## BEGIN INPUT MATERIAL
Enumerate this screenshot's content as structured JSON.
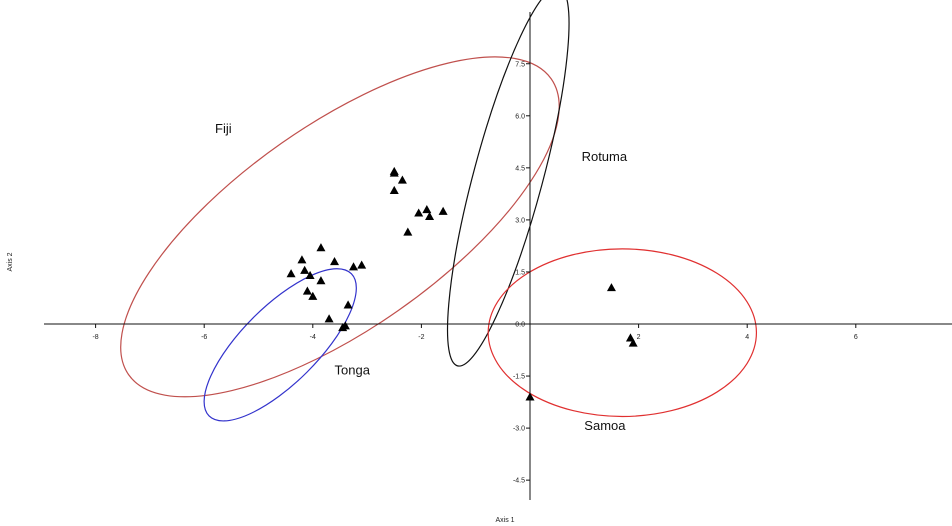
{
  "chart_data": {
    "type": "scatter",
    "xlabel": "Axis 1",
    "ylabel": "Axis 2",
    "xlim": [
      -9,
      7.8
    ],
    "ylim": [
      -5,
      9
    ],
    "grid": false,
    "x_ticks": [
      {
        "value": -8,
        "label": "-8"
      },
      {
        "value": -6,
        "label": "-6"
      },
      {
        "value": -4,
        "label": "-4"
      },
      {
        "value": -2,
        "label": "-2"
      },
      {
        "value": 2,
        "label": "2"
      },
      {
        "value": 4,
        "label": "4"
      },
      {
        "value": 6,
        "label": "6"
      }
    ],
    "y_ticks": [
      {
        "value": 7.5,
        "label": "7.5"
      },
      {
        "value": 6.0,
        "label": "6.0"
      },
      {
        "value": 4.5,
        "label": "4.5"
      },
      {
        "value": 3.0,
        "label": "3.0"
      },
      {
        "value": 1.5,
        "label": "1.5"
      },
      {
        "value": 0.0,
        "label": "0.0"
      },
      {
        "value": -1.5,
        "label": "-1.5"
      },
      {
        "value": -3.0,
        "label": "-3.0"
      },
      {
        "value": -4.5,
        "label": "-4.5"
      }
    ],
    "points": [
      {
        "x": -2.5,
        "y": 4.4
      },
      {
        "x": -2.5,
        "y": 4.35
      },
      {
        "x": -2.35,
        "y": 4.15
      },
      {
        "x": -2.5,
        "y": 3.85
      },
      {
        "x": -1.9,
        "y": 3.3
      },
      {
        "x": -1.6,
        "y": 3.25
      },
      {
        "x": -1.85,
        "y": 3.1
      },
      {
        "x": -2.05,
        "y": 3.2
      },
      {
        "x": -2.25,
        "y": 2.65
      },
      {
        "x": -3.85,
        "y": 2.2
      },
      {
        "x": -4.2,
        "y": 1.85
      },
      {
        "x": -3.6,
        "y": 1.8
      },
      {
        "x": -3.1,
        "y": 1.7
      },
      {
        "x": -3.25,
        "y": 1.65
      },
      {
        "x": -4.15,
        "y": 1.55
      },
      {
        "x": -4.4,
        "y": 1.45
      },
      {
        "x": -4.05,
        "y": 1.4
      },
      {
        "x": -3.85,
        "y": 1.25
      },
      {
        "x": -4.1,
        "y": 0.95
      },
      {
        "x": -4.0,
        "y": 0.8
      },
      {
        "x": -3.35,
        "y": 0.55
      },
      {
        "x": -3.7,
        "y": 0.15
      },
      {
        "x": -3.4,
        "y": -0.05
      },
      {
        "x": -3.45,
        "y": -0.1
      },
      {
        "x": 1.5,
        "y": 1.05
      },
      {
        "x": 1.85,
        "y": -0.4
      },
      {
        "x": 1.9,
        "y": -0.55
      },
      {
        "x": 0.0,
        "y": -2.1
      }
    ],
    "ellipses": [
      {
        "label": "Fiji",
        "color": "#c0504d",
        "cx": -3.5,
        "cy": 2.8,
        "rx": 5.0,
        "ry": 2.8,
        "angle_deg": 35,
        "label_x": -5.8,
        "label_y": 5.5
      },
      {
        "label": "Tonga",
        "color": "#3333cc",
        "cx": -4.6,
        "cy": -0.6,
        "rx": 1.95,
        "ry": 1.05,
        "angle_deg": 45,
        "label_x": -3.6,
        "label_y": -1.45
      },
      {
        "label": "Rotuma",
        "color": "#111111",
        "cx": -0.4,
        "cy": 4.25,
        "rx": 3.8,
        "ry": 0.95,
        "angle_deg": 75,
        "label_x": 0.95,
        "label_y": 4.7
      },
      {
        "label": "Samoa",
        "color": "#e03030",
        "cx": 1.7,
        "cy": -0.25,
        "rx": 2.6,
        "ry": 2.3,
        "angle_deg": 0,
        "label_x": 1.0,
        "label_y": -3.05
      }
    ]
  }
}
## END INPUT MATERIAL
EXERCISE DETAILS
Without the pictures, restate all of the entries above verbatim.

FINAL ANSWER
Enumerate this screenshot's content as structured JSON.
{
  "chart_data": {
    "type": "scatter",
    "xlabel": "Axis 1",
    "ylabel": "Axis 2",
    "xlim": [
      -9,
      7.8
    ],
    "ylim": [
      -5,
      9
    ],
    "grid": false,
    "x_ticks": [
      {
        "value": -8,
        "label": "-8"
      },
      {
        "value": -6,
        "label": "-6"
      },
      {
        "value": -4,
        "label": "-4"
      },
      {
        "value": -2,
        "label": "-2"
      },
      {
        "value": 2,
        "label": "2"
      },
      {
        "value": 4,
        "label": "4"
      },
      {
        "value": 6,
        "label": "6"
      }
    ],
    "y_ticks": [
      {
        "value": 7.5,
        "label": "7.5"
      },
      {
        "value": 6.0,
        "label": "6.0"
      },
      {
        "value": 4.5,
        "label": "4.5"
      },
      {
        "value": 3.0,
        "label": "3.0"
      },
      {
        "value": 1.5,
        "label": "1.5"
      },
      {
        "value": 0.0,
        "label": "0.0"
      },
      {
        "value": -1.5,
        "label": "-1.5"
      },
      {
        "value": -3.0,
        "label": "-3.0"
      },
      {
        "value": -4.5,
        "label": "-4.5"
      }
    ],
    "points": [
      {
        "x": -2.5,
        "y": 4.4
      },
      {
        "x": -2.5,
        "y": 4.35
      },
      {
        "x": -2.35,
        "y": 4.15
      },
      {
        "x": -2.5,
        "y": 3.85
      },
      {
        "x": -1.9,
        "y": 3.3
      },
      {
        "x": -1.6,
        "y": 3.25
      },
      {
        "x": -1.85,
        "y": 3.1
      },
      {
        "x": -2.05,
        "y": 3.2
      },
      {
        "x": -2.25,
        "y": 2.65
      },
      {
        "x": -3.85,
        "y": 2.2
      },
      {
        "x": -4.2,
        "y": 1.85
      },
      {
        "x": -3.6,
        "y": 1.8
      },
      {
        "x": -3.1,
        "y": 1.7
      },
      {
        "x": -3.25,
        "y": 1.65
      },
      {
        "x": -4.15,
        "y": 1.55
      },
      {
        "x": -4.4,
        "y": 1.45
      },
      {
        "x": -4.05,
        "y": 1.4
      },
      {
        "x": -3.85,
        "y": 1.25
      },
      {
        "x": -4.1,
        "y": 0.95
      },
      {
        "x": -4.0,
        "y": 0.8
      },
      {
        "x": -3.35,
        "y": 0.55
      },
      {
        "x": -3.7,
        "y": 0.15
      },
      {
        "x": -3.4,
        "y": -0.05
      },
      {
        "x": -3.45,
        "y": -0.1
      },
      {
        "x": 1.5,
        "y": 1.05
      },
      {
        "x": 1.85,
        "y": -0.4
      },
      {
        "x": 1.9,
        "y": -0.55
      },
      {
        "x": 0.0,
        "y": -2.1
      }
    ],
    "ellipses": [
      {
        "label": "Fiji",
        "color": "#c0504d",
        "cx": -3.5,
        "cy": 2.8,
        "rx": 5.0,
        "ry": 2.8,
        "angle_deg": 35,
        "label_x": -5.8,
        "label_y": 5.5
      },
      {
        "label": "Tonga",
        "color": "#3333cc",
        "cx": -4.6,
        "cy": -0.6,
        "rx": 1.95,
        "ry": 1.05,
        "angle_deg": 45,
        "label_x": -3.6,
        "label_y": -1.45
      },
      {
        "label": "Rotuma",
        "color": "#111111",
        "cx": -0.4,
        "cy": 4.25,
        "rx": 3.8,
        "ry": 0.95,
        "angle_deg": 75,
        "label_x": 0.95,
        "label_y": 4.7
      },
      {
        "label": "Samoa",
        "color": "#e03030",
        "cx": 1.7,
        "cy": -0.25,
        "rx": 2.6,
        "ry": 2.3,
        "angle_deg": 0,
        "label_x": 1.0,
        "label_y": -3.05
      }
    ]
  }
}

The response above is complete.